Records excerpted from a collection:
═══
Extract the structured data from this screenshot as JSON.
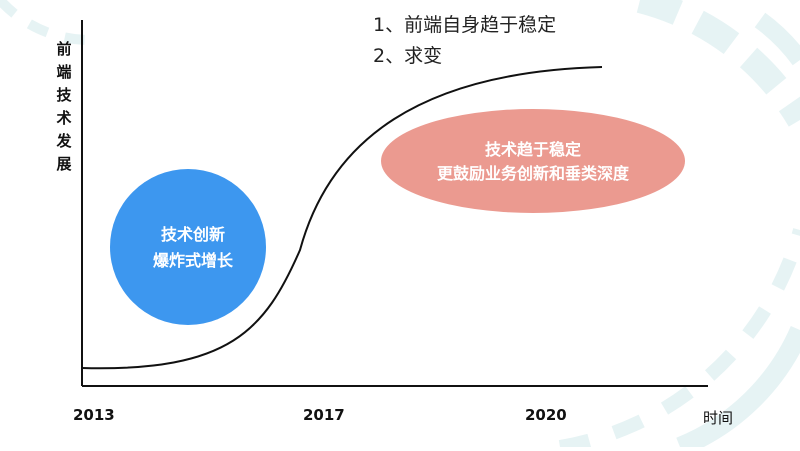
{
  "y_axis_label": "前端技术发展",
  "x_axis_label": "时间",
  "x_ticks": [
    "2013",
    "2017",
    "2020"
  ],
  "notes": [
    "1、前端自身趋于稳定",
    "2、求变"
  ],
  "bubbles": {
    "innovation": {
      "lines": [
        "技术创新",
        "爆炸式增长"
      ],
      "color": "#3d97ef"
    },
    "stable": {
      "lines": [
        "技术趋于稳定",
        "更鼓励业务创新和垂类深度"
      ],
      "color": "#eb9a90"
    }
  },
  "colors": {
    "axis": "#111111",
    "curve": "#111111",
    "decor": "#e6f3f4"
  }
}
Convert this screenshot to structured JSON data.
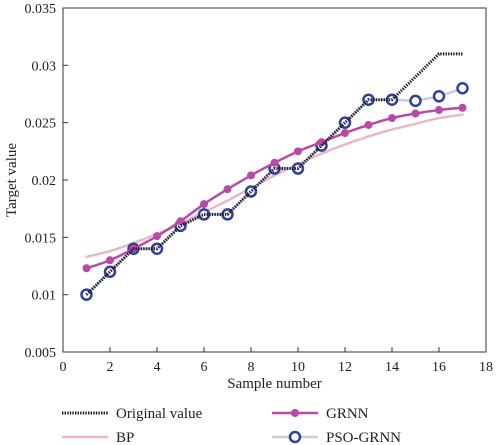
═══
## WRITTEN EXERCISE
Leave out the pictures and print every line of the data exactly.

## THE SOLUTION
Extract the structured data from this screenshot as JSON.
{
  "y_axis_label": "前端技术发展",
  "x_axis_label": "时间",
  "x_ticks": [
    "2013",
    "2017",
    "2020"
  ],
  "notes": [
    "1、前端自身趋于稳定",
    "2、求变"
  ],
  "bubbles": {
    "innovation": {
      "lines": [
        "技术创新",
        "爆炸式增长"
      ],
      "color": "#3d97ef"
    },
    "stable": {
      "lines": [
        "技术趋于稳定",
        "更鼓励业务创新和垂类深度"
      ],
      "color": "#eb9a90"
    }
  },
  "colors": {
    "axis": "#111111",
    "curve": "#111111",
    "decor": "#e6f3f4"
  }
}
Convert this screenshot to structured JSON data.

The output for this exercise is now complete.